## WHAT YOU WILL DO
Lines containing the string "Inches" are to be counted; report the total by itself.

## RECORD SET
BEGIN

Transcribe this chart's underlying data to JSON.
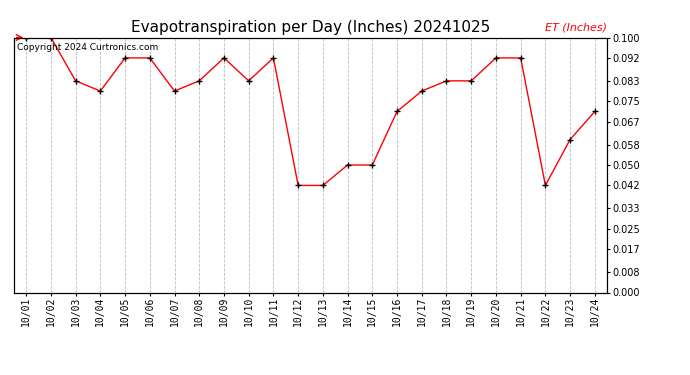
{
  "title": "Evapotranspiration per Day (Inches) 20241025",
  "copyright_text": "Copyright 2024 Curtronics.com",
  "legend_label": "ET (Inches)",
  "x_labels": [
    "10/01",
    "10/02",
    "10/03",
    "10/04",
    "10/05",
    "10/06",
    "10/07",
    "10/08",
    "10/09",
    "10/10",
    "10/11",
    "10/12",
    "10/13",
    "10/14",
    "10/15",
    "10/16",
    "10/17",
    "10/18",
    "10/19",
    "10/20",
    "10/21",
    "10/22",
    "10/23",
    "10/24"
  ],
  "y_values": [
    0.1,
    0.1,
    0.083,
    0.079,
    0.092,
    0.092,
    0.079,
    0.083,
    0.092,
    0.083,
    0.092,
    0.042,
    0.042,
    0.05,
    0.05,
    0.071,
    0.079,
    0.083,
    0.083,
    0.092,
    0.092,
    0.042,
    0.06,
    0.071
  ],
  "line_color": "#ff0000",
  "marker": "+",
  "marker_size": 5,
  "marker_color": "#000000",
  "y_ticks": [
    0.0,
    0.008,
    0.017,
    0.025,
    0.033,
    0.042,
    0.05,
    0.058,
    0.067,
    0.075,
    0.083,
    0.092,
    0.1
  ],
  "y_min": 0.0,
  "y_max": 0.1,
  "background_color": "#ffffff",
  "grid_color": "#bbbbbb",
  "title_fontsize": 11,
  "tick_fontsize": 7,
  "legend_color": "#ff0000",
  "copyright_color": "#000000",
  "copyright_fontsize": 6.5,
  "legend_fontsize": 8
}
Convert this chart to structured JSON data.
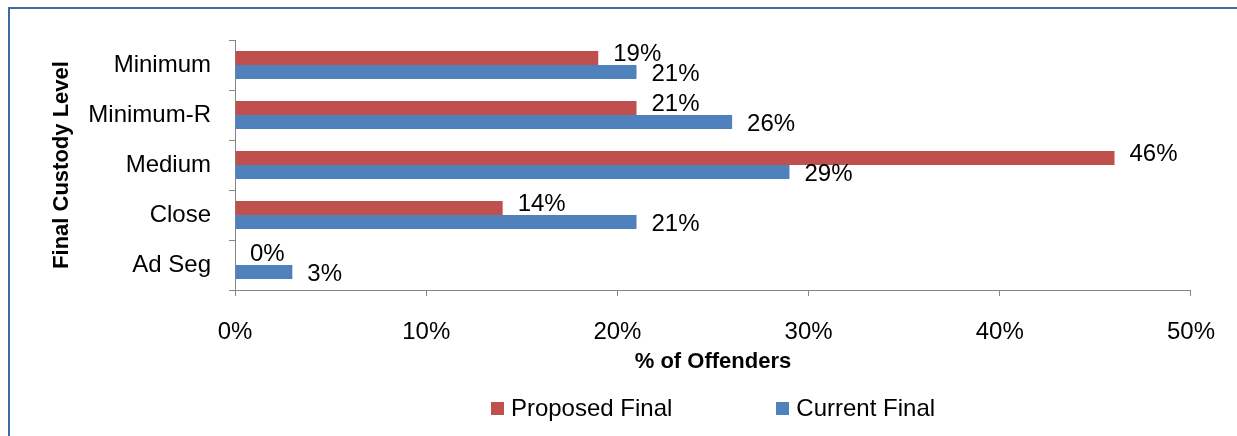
{
  "chart_data": {
    "type": "bar",
    "orientation": "horizontal",
    "ylabel": "Final Custody Level",
    "xlabel": "% of Offenders",
    "categories": [
      "Minimum",
      "Minimum-R",
      "Medium",
      "Close",
      "Ad Seg"
    ],
    "series": [
      {
        "name": "Proposed Final",
        "color": "#c0504d",
        "values": [
          19,
          21,
          46,
          14,
          0
        ],
        "value_labels": [
          "19%",
          "21%",
          "46%",
          "14%",
          "0%"
        ]
      },
      {
        "name": "Current Final",
        "color": "#4f81bd",
        "values": [
          21,
          26,
          29,
          21,
          3
        ],
        "value_labels": [
          "21%",
          "26%",
          "29%",
          "21%",
          "3%"
        ]
      }
    ],
    "xlim": [
      0,
      50
    ],
    "xticks": [
      {
        "value": 0,
        "label": "0%"
      },
      {
        "value": 10,
        "label": "10%"
      },
      {
        "value": 20,
        "label": "20%"
      },
      {
        "value": 30,
        "label": "30%"
      },
      {
        "value": 40,
        "label": "40%"
      },
      {
        "value": 50,
        "label": "50%"
      }
    ],
    "grid": false,
    "legend": "bottom"
  }
}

END

## TASK ANSWER
2